> [Work instructions]:
Without including any pictures, write out all the entries exactly.

____ Task data

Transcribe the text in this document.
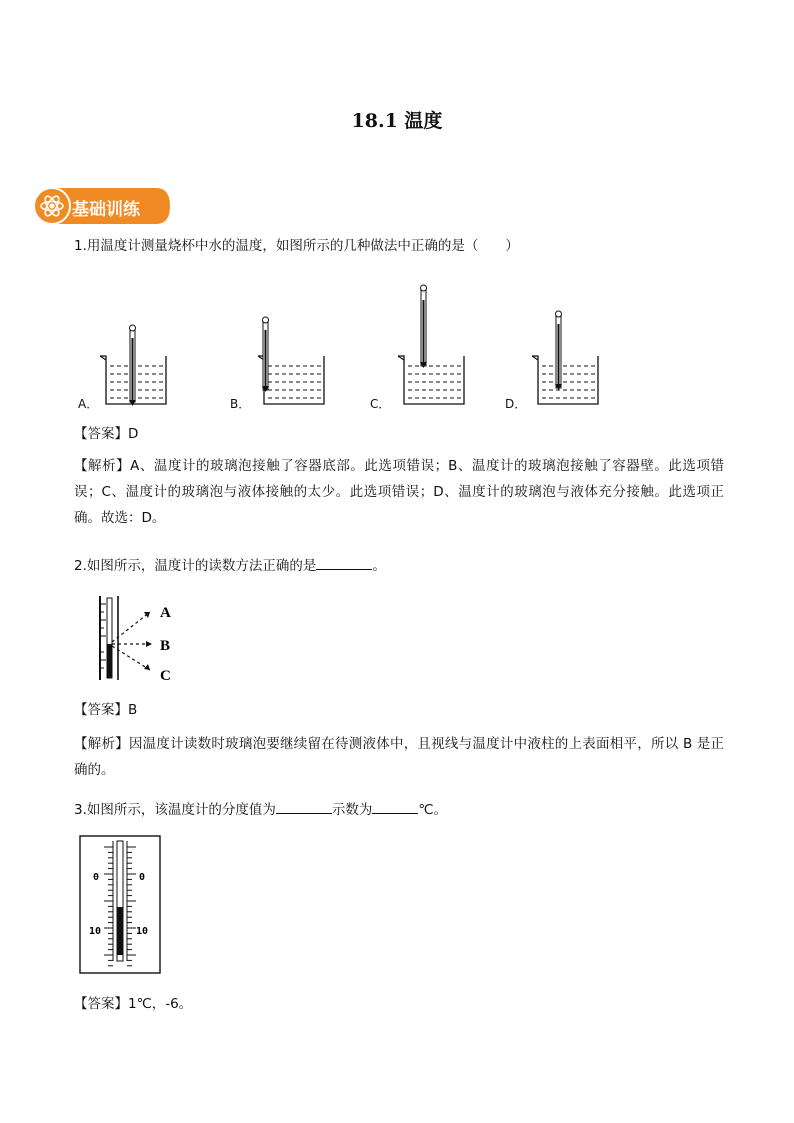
18.1 温度
基础训练
1.用温度计测量烧杯中水的温度，如图所示的几种做法中正确的是（　　）
A．	B．	C．	D．
【答案】D
【解析】A、温度计的玻璃泡接触了容器底部。此选项错误；B、温度计的玻璃泡接触了容器壁。此选项错误；C、温度计的玻璃泡与液体接触的太少。此选项错误；D、温度计的玻璃泡与液体充分接触。此选项正确。故选：D。
2.如图所示，温度计的读数方法正确的是	。
A
B
C
【答案】B
【解析】因温度计读数时玻璃泡要继续留在待测液体中，且视线与温度计中液柱的上表面相平，所以 B 是正确的。
3.如图所示，该温度计的分度值为	示数为	℃。
0	0
10	10
【答案】1℃，-6。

________

> [Correct output]:
Transcribe the text in this document.
18.1 温度
基础训练
1.用温度计测量烧杯中水的温度，如图所示的几种做法中正确的是（　　）
A．	B．	C．	D．
【答案】D
【解析】A、温度计的玻璃泡接触了容器底部。此选项错误；B、温度计的玻璃泡接触了容器壁。此选项错误；C、温度计的玻璃泡与液体接触的太少。此选项错误；D、温度计的玻璃泡与液体充分接触。此选项正确。故选：D。
2.如图所示，温度计的读数方法正确的是	。
A
B
C
【答案】B
【解析】因温度计读数时玻璃泡要继续留在待测液体中，且视线与温度计中液柱的上表面相平，所以 B 是正确的。
3.如图所示，该温度计的分度值为	示数为	℃。
0	0
10	10
【答案】1℃，-6。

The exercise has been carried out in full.